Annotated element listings

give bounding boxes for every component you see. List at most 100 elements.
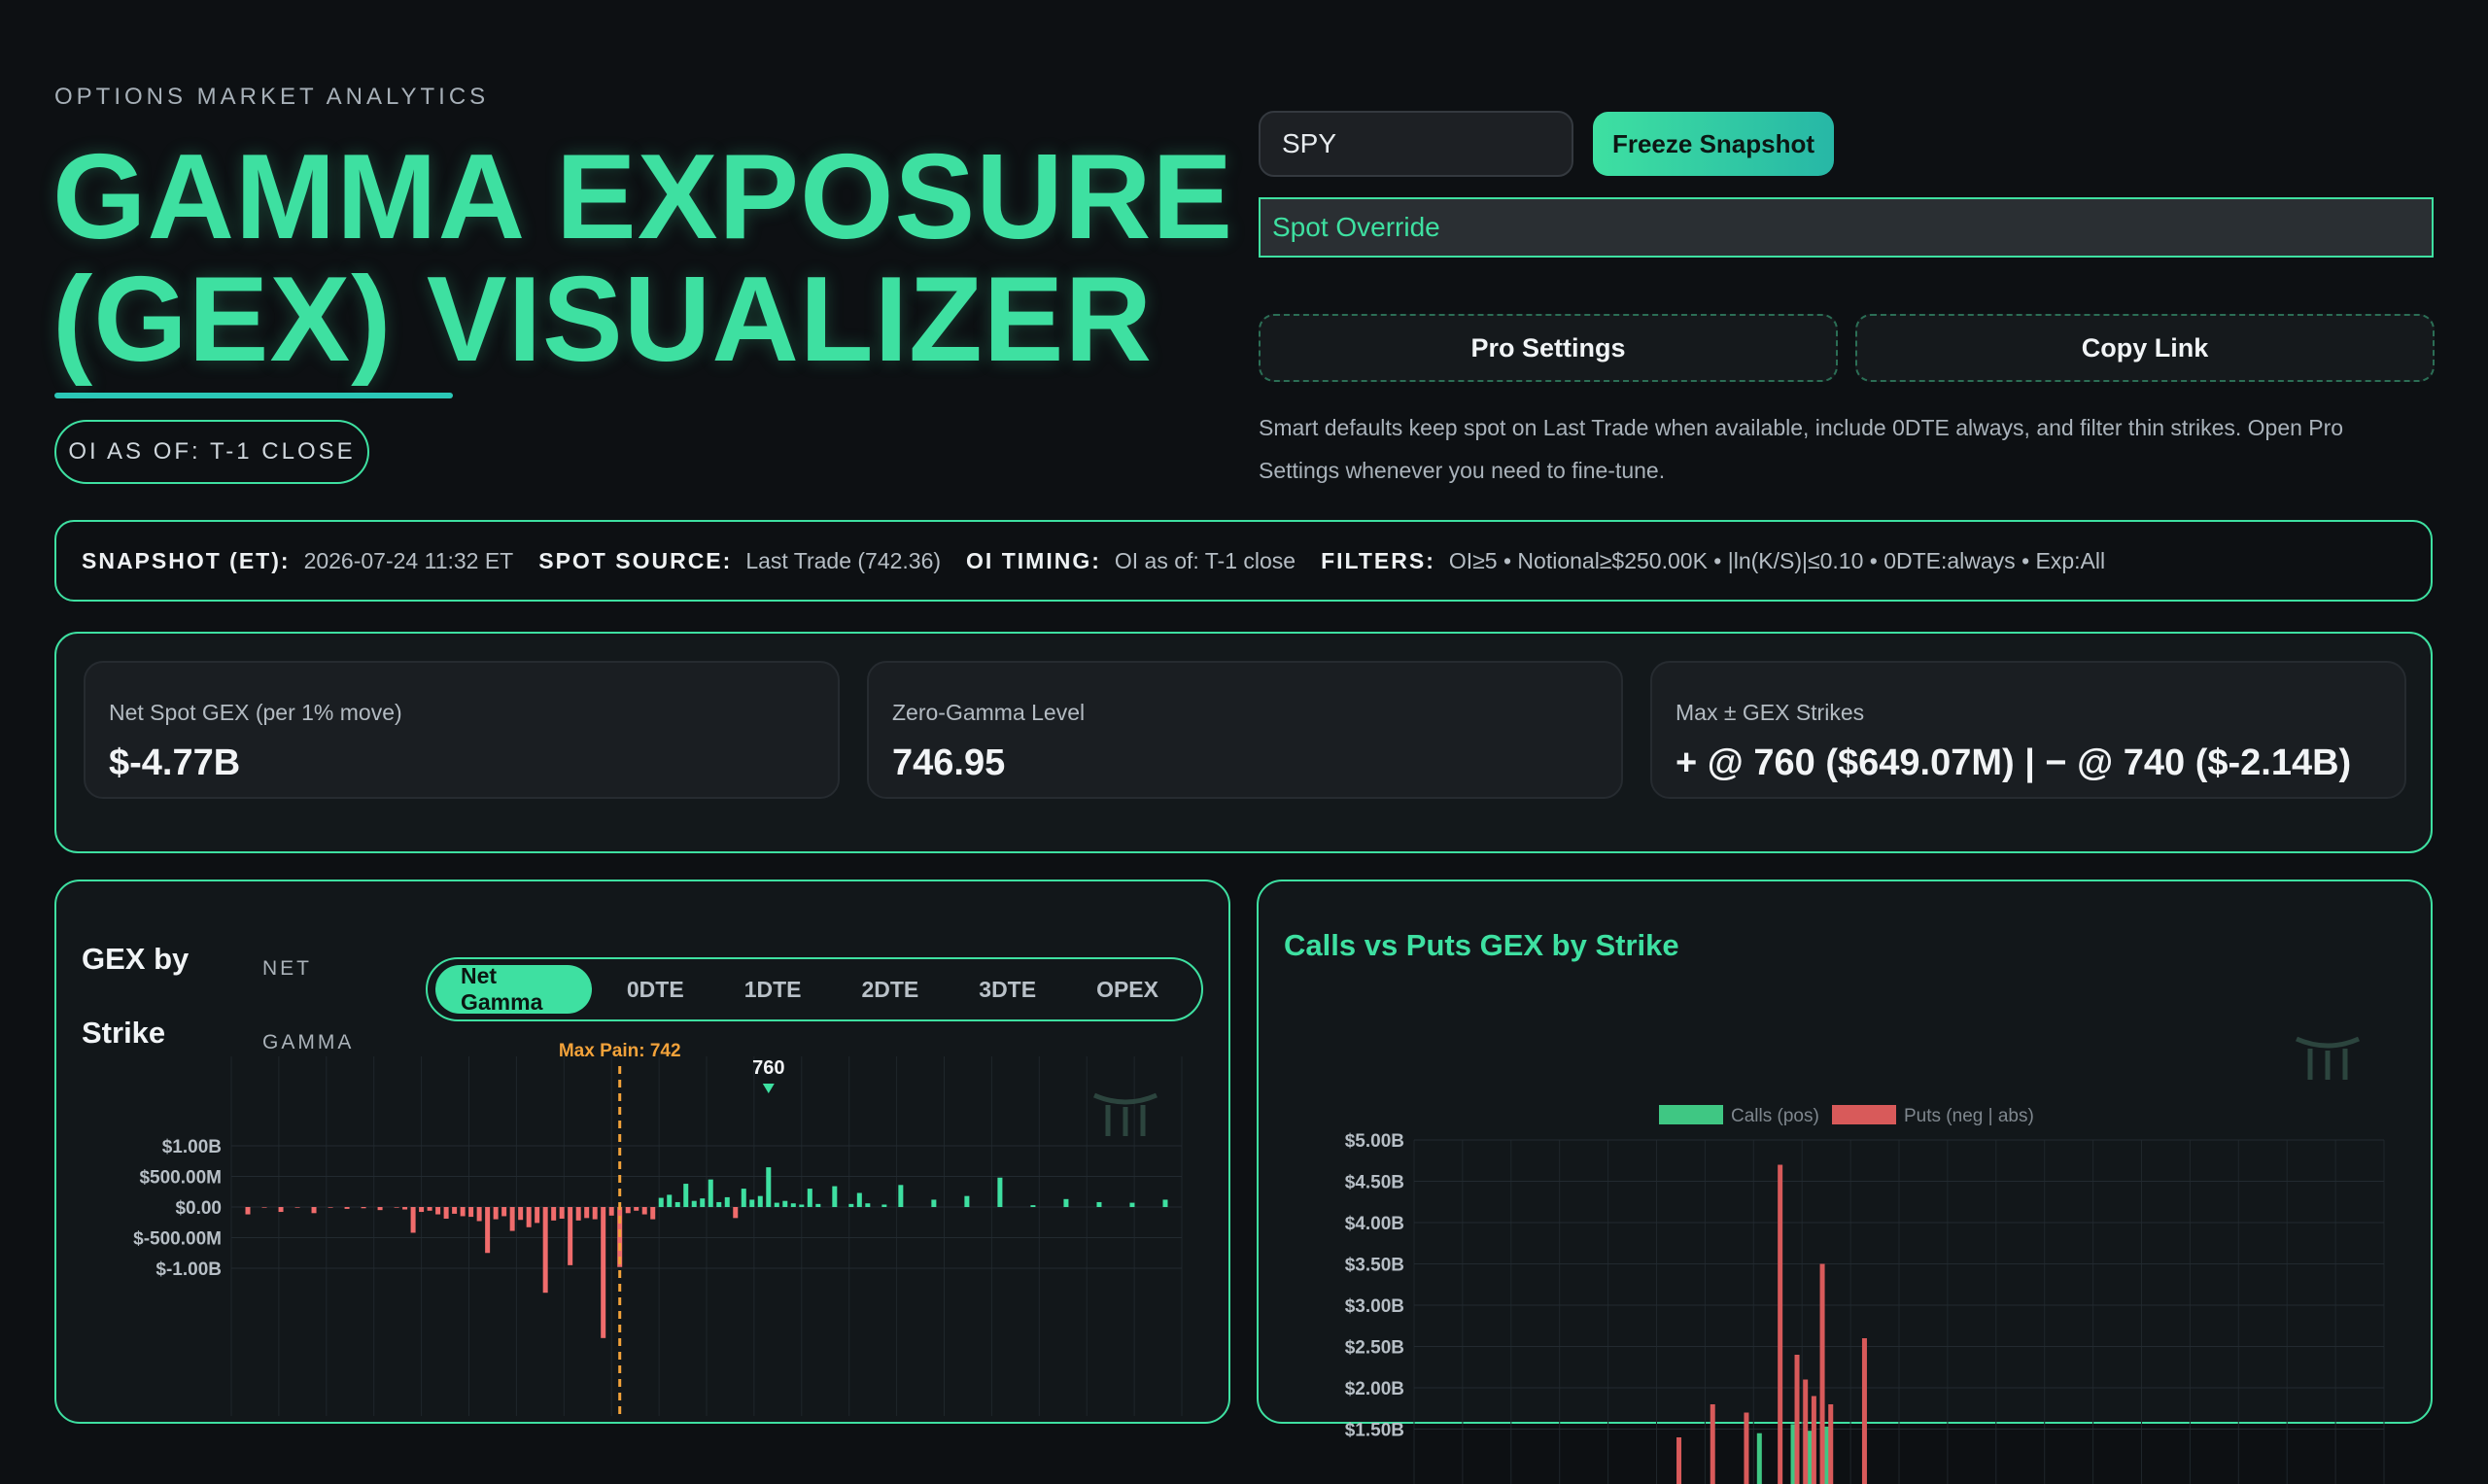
tab-3dte[interactable]: 3DTE xyxy=(953,965,1061,1014)
y-tick-label: $2.00B xyxy=(1345,1379,1404,1399)
tab-opex[interactable]: OPEX xyxy=(1071,965,1184,1014)
puts-bar xyxy=(1803,1380,1808,1484)
puts-bar xyxy=(1710,1404,1715,1484)
spot-source-value: Last Trade (742.36) xyxy=(745,548,941,574)
filters-value: OI≥5 • Notional≥$250.00K • |ln(K/S)|≤0.1… xyxy=(1449,548,2105,574)
gex-bar xyxy=(551,1207,556,1221)
puts-bar xyxy=(1828,1404,1833,1484)
watermark-icon xyxy=(2297,1039,2359,1080)
puts-bar xyxy=(1820,1264,1825,1484)
gex-bar xyxy=(692,1201,697,1207)
gex-bar xyxy=(931,1199,936,1207)
gex-bar xyxy=(501,1207,506,1216)
gex-bar xyxy=(576,1207,581,1221)
gex-bar xyxy=(725,1197,730,1207)
tab-net-gamma[interactable]: Net Gamma xyxy=(435,965,592,1014)
gex-bar xyxy=(428,1207,432,1211)
gex-bar xyxy=(659,1198,664,1207)
gex-bar xyxy=(402,1207,407,1210)
gex-bar xyxy=(733,1207,738,1218)
y-tick-label: $3.00B xyxy=(1345,1296,1404,1317)
tab-1dte[interactable]: 1DTE xyxy=(719,965,827,1014)
gex-bar xyxy=(716,1202,721,1207)
legend-swatch-puts xyxy=(1832,1105,1896,1124)
legend-label-calls: Calls (pos) xyxy=(1731,1106,1819,1126)
gex-bar xyxy=(848,1204,853,1207)
kpi-value: 746.95 xyxy=(892,742,1005,784)
gex-bar xyxy=(1096,1202,1101,1207)
gex-bar xyxy=(857,1193,862,1207)
gex-bar xyxy=(560,1207,565,1219)
page-title: GAMMA EXPOSURE (GEX) VISUALIZER xyxy=(52,136,1233,381)
kpi-zero-gamma: Zero-Gamma Level 746.95 xyxy=(867,661,1623,799)
gex-bar xyxy=(1030,1205,1035,1207)
peak-arrow-icon xyxy=(763,1084,775,1093)
snapshot-meta-bar: SNAPSHOT (ET): 2026-07-24 11:32 ET SPOT … xyxy=(54,520,2433,602)
y-tick-label: $5.00B xyxy=(1345,1131,1404,1152)
gex-bar xyxy=(758,1196,763,1207)
freeze-snapshot-button[interactable]: Freeze Snapshot xyxy=(1593,112,1834,176)
legend-label-puts: Puts (neg | abs) xyxy=(1904,1106,2034,1126)
eyebrow: OPTIONS MARKET ANALYTICS xyxy=(54,84,489,111)
gex-bar xyxy=(749,1199,754,1207)
y-tick-label: $-1.00B xyxy=(156,1260,222,1280)
dte-tab-bar: Net Gamma 0DTE 1DTE 2DTE 3DTE OPEX xyxy=(426,957,1203,1021)
gex-bar xyxy=(444,1207,449,1219)
gex-bar xyxy=(766,1167,771,1207)
gex-bar xyxy=(742,1189,746,1207)
y-tick-label: $1.00B xyxy=(162,1137,222,1157)
gex-bar xyxy=(279,1207,284,1212)
oi-timing-badge: OI AS OF: T-1 CLOSE xyxy=(54,420,369,484)
pro-settings-button[interactable]: Pro Settings xyxy=(1259,314,1838,382)
gex-bar xyxy=(898,1185,903,1207)
gex-bar xyxy=(832,1187,837,1207)
puts-bar xyxy=(1744,1413,1748,1484)
gex-bar xyxy=(584,1207,589,1218)
gex-bar xyxy=(312,1207,317,1213)
gex-by-strike-chart: $1.00B$500.00M$0.00$-500.00M$-1.00B Max … xyxy=(56,1037,1228,1416)
kpi-label: Zero-Gamma Level xyxy=(892,700,1085,726)
gex-bar xyxy=(435,1207,440,1215)
calls-vs-puts-panel: Calls vs Puts GEX by Strike Calls (pos)P… xyxy=(1257,880,2433,1424)
gex-bar xyxy=(700,1198,705,1207)
gex-bar xyxy=(1063,1199,1068,1207)
gex-bar xyxy=(262,1207,267,1208)
snapshot-key: SNAPSHOT (ET): xyxy=(82,548,291,574)
tab-2dte[interactable]: 2DTE xyxy=(836,965,944,1014)
gex-bar xyxy=(295,1207,300,1208)
gex-bar xyxy=(865,1203,870,1207)
kpi-max-gex-strikes: Max ± GEX Strikes + @ 760 ($649.07M) | −… xyxy=(1650,661,2406,799)
gex-bar xyxy=(650,1207,655,1220)
tab-0dte[interactable]: 0DTE xyxy=(602,965,709,1014)
y-tick-label: $3.50B xyxy=(1345,1256,1404,1276)
max-pain-label: Max Pain: 742 xyxy=(559,1041,681,1061)
copy-link-button[interactable]: Copy Link xyxy=(1855,314,2435,382)
y-tick-label: $0.00 xyxy=(175,1198,222,1219)
gex-bar xyxy=(1129,1203,1134,1207)
gex-bar xyxy=(667,1194,672,1207)
y-tick-label: $4.00B xyxy=(1345,1214,1404,1234)
gex-bar xyxy=(593,1207,598,1220)
peak-strike-label: 760 xyxy=(752,1057,784,1079)
gex-bar xyxy=(494,1207,499,1220)
gex-bar xyxy=(419,1207,424,1212)
kpi-label: Max ± GEX Strikes xyxy=(1676,700,1864,726)
title-underline xyxy=(54,393,453,398)
y-tick-label: $1.50B xyxy=(1345,1421,1404,1441)
gex-bar xyxy=(518,1207,523,1220)
spot-override-input[interactable] xyxy=(1259,197,2434,258)
kpi-value: + @ 760 ($649.07M) | − @ 740 ($-2.14B) xyxy=(1676,742,2351,784)
help-text: Smart defaults keep spot on Last Trade w… xyxy=(1259,406,2425,492)
gex-bar xyxy=(609,1207,614,1216)
legend-swatch-calls xyxy=(1659,1105,1723,1124)
gex-bar xyxy=(601,1207,605,1338)
gex-bar xyxy=(461,1207,466,1216)
puts-bar xyxy=(1676,1437,1681,1484)
spot-source-key: SPOT SOURCE: xyxy=(538,548,732,574)
ticker-input[interactable] xyxy=(1259,111,1573,177)
puts-bar xyxy=(1862,1338,1867,1484)
gex-bar xyxy=(626,1207,631,1213)
gex-bar xyxy=(808,1189,812,1207)
gex-bar xyxy=(510,1207,515,1231)
gex-by-strike-panel: GEX by Strike NET GAMMA Net Gamma 0DTE 1… xyxy=(54,880,1230,1424)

EXERCISE OBJECTIVE: Please format every line of all the entries above as a JSON list of strings, one string per line, leaving out blank lines and the pictures.

RESPONSE TO THE TASK:
[
  "give bounding boxes for every component you see. List at most 100 elements.",
  "tab-3dte[interactable]: 3DTE xyxy=(953,965,1061,1014)",
  "y-tick-label: $2.00B xyxy=(1345,1379,1404,1399)",
  "tab-opex[interactable]: OPEX xyxy=(1071,965,1184,1014)",
  "puts-bar xyxy=(1803,1380,1808,1484)",
  "puts-bar xyxy=(1710,1404,1715,1484)",
  "spot-source-value: Last Trade (742.36) xyxy=(745,548,941,574)",
  "filters-value: OI≥5 • Notional≥$250.00K • |ln(K/S)|≤0.1… xyxy=(1449,548,2105,574)",
  "gex-bar xyxy=(551,1207,556,1221)",
  "puts-bar xyxy=(1828,1404,1833,1484)",
  "watermark-icon xyxy=(2297,1039,2359,1080)",
  "puts-bar xyxy=(1820,1264,1825,1484)",
  "gex-bar xyxy=(692,1201,697,1207)",
  "gex-bar xyxy=(931,1199,936,1207)",
  "gex-bar xyxy=(501,1207,506,1216)",
  "gex-bar xyxy=(576,1207,581,1221)",
  "gex-bar xyxy=(725,1197,730,1207)",
  "tab-net-gamma[interactable]: Net Gamma xyxy=(435,965,592,1014)",
  "gex-bar xyxy=(428,1207,432,1211)",
  "gex-bar xyxy=(659,1198,664,1207)",
  "gex-bar xyxy=(402,1207,407,1210)",
  "gex-bar xyxy=(733,1207,738,1218)",
  "y-tick-label: $3.00B xyxy=(1345,1296,1404,1317)",
  "tab-1dte[interactable]: 1DTE xyxy=(719,965,827,1014)",
  "gex-bar xyxy=(716,1202,721,1207)",
  "legend-swatch-puts xyxy=(1832,1105,1896,1124)",
  "legend-label-calls: Calls (pos) xyxy=(1731,1106,1819,1126)",
  "gex-bar xyxy=(848,1204,853,1207)",
  "kpi-value: 746.95 xyxy=(892,742,1005,784)",
  "gex-bar xyxy=(1096,1202,1101,1207)",
  "gex-bar xyxy=(857,1193,862,1207)",
  "gex-bar xyxy=(560,1207,565,1219)",
  "page-title: GAMMA EXPOSURE (GEX) VISUALIZER xyxy=(52,136,1233,381)",
  "kpi-zero-gamma: Zero-Gamma Level 746.95 xyxy=(867,661,1623,799)",
  "gex-bar xyxy=(1030,1205,1035,1207)",
  "peak-arrow-icon xyxy=(763,1084,775,1093)",
  "snapshot-meta-bar: SNAPSHOT (ET): 2026-07-24 11:32 ET SPOT … xyxy=(54,520,2433,602)",
  "y-tick-label: $5.00B xyxy=(1345,1131,1404,1152)",
  "gex-bar xyxy=(758,1196,763,1207)",
  "freeze-snapshot-button[interactable]: Freeze Snapshot xyxy=(1593,112,1834,176)",
  "legend-label-puts: Puts (neg | abs) xyxy=(1904,1106,2034,1126)",
  "eyebrow: OPTIONS MARKET ANALYTICS xyxy=(54,84,489,111)",
  "gex-bar xyxy=(749,1199,754,1207)",
  "y-tick-label: $-1.00B xyxy=(156,1260,222,1280)",
  "dte-tab-bar: Net Gamma 0DTE 1DTE 2DTE 3DTE OPEX xyxy=(426,957,1203,1021)",
  "gex-bar xyxy=(444,1207,449,1219)",
  "gex-bar xyxy=(766,1167,771,1207)",
  "gex-bar xyxy=(742,1189,746,1207)",
  "y-tick-label: $1.00B xyxy=(162,1137,222,1157)",
  "gex-bar xyxy=(279,1207,284,1212)",
  "oi-timing-badge: OI AS OF: T-1 CLOSE xyxy=(54,420,369,484)",
  "pro-settings-button[interactable]: Pro Settings xyxy=(1259,314,1838,382)",
  "gex-bar xyxy=(898,1185,903,1207)",
  "gex-bar xyxy=(832,1187,837,1207)",
  "puts-bar xyxy=(1744,1413,1748,1484)",
  "gex-bar xyxy=(584,1207,589,1218)",
  "gex-bar xyxy=(312,1207,317,1213)",
  "gex-by-strike-chart: $1.00B$500.00M$0.00$-500.00M$-1.00B Max … xyxy=(56,1037,1228,1416)",
  "kpi-label: Zero-Gamma Level xyxy=(892,700,1085,726)",
  "gex-bar xyxy=(435,1207,440,1215)",
  "calls-vs-puts-panel: Calls vs Puts GEX by Strike Calls (pos)P… xyxy=(1257,880,2433,1424)",
  "gex-bar xyxy=(700,1198,705,1207)",
  "gex-bar xyxy=(1063,1199,1068,1207)",
  "gex-bar xyxy=(262,1207,267,1208)",
  "snapshot-key: SNAPSHOT (ET): xyxy=(82,548,291,574)",
  "tab-2dte[interactable]: 2DTE xyxy=(836,965,944,1014)",
  "gex-bar xyxy=(295,1207,300,1208)",
  "gex-bar xyxy=(865,1203,870,1207)",
  "kpi-max-gex-strikes: Max ± GEX Strikes + @ 760 ($649.07M) | −… xyxy=(1650,661,2406,799)",
  "gex-bar xyxy=(650,1207,655,1220)",
  "tab-0dte[interactable]: 0DTE xyxy=(602,965,709,1014)",
  "y-tick-label: $3.50B xyxy=(1345,1256,1404,1276)",
  "max-pain-label: Max Pain: 742 xyxy=(559,1041,681,1061)",
  "copy-link-button[interactable]: Copy Link xyxy=(1855,314,2435,382)",
  "y-tick-label: $0.00 xyxy=(175,1198,222,1219)",
  "gex-bar xyxy=(1129,1203,1134,1207)",
  "gex-bar xyxy=(667,1194,672,1207)",
  "y-tick-label: $4.00B xyxy=(1345,1214,1404,1234)",
  "gex-bar xyxy=(593,1207,598,1220)",
  "peak-strike-label: 760 xyxy=(752,1057,784,1079)",
  "gex-bar xyxy=(494,1207,499,1220)",
  "gex-bar xyxy=(419,1207,424,1212)",
  "kpi-label: Max ± GEX Strikes xyxy=(1676,700,1864,726)",
  "title-underline xyxy=(54,393,453,398)",
  "y-tick-label: $1.50B xyxy=(1345,1421,1404,1441)",
  "gex-bar xyxy=(518,1207,523,1220)",
  "spot-override-input[interactable] xyxy=(1259,197,2434,258)",
  "kpi-value: + @ 760 ($649.07M) | − @ 740 ($-2.14B) xyxy=(1676,742,2351,784)",
  "help-text: Smart defaults keep spot on Last Trade w… xyxy=(1259,406,2425,492)",
  "gex-bar xyxy=(609,1207,614,1216)",
  "legend-swatch-calls xyxy=(1659,1105,1723,1124)",
  "gex-bar xyxy=(601,1207,605,1338)",
  "gex-bar xyxy=(461,1207,466,1216)",
  "puts-bar xyxy=(1676,1437,1681,1484)",
  "spot-source-key: SPOT SOURCE: xyxy=(538,548,732,574)",
  "ticker-input[interactable] xyxy=(1259,111,1573,177)",
  "puts-bar xyxy=(1862,1338,1867,1484)",
  "gex-bar xyxy=(626,1207,631,1213)",
  "gex-bar xyxy=(808,1189,812,1207)",
  "gex-bar xyxy=(510,1207,515,1231)",
  "gex-by-strike-panel: GEX by Strike NET GAMMA Net Gamma 0DTE 1… xyxy=(54,880,1230,1424)"
]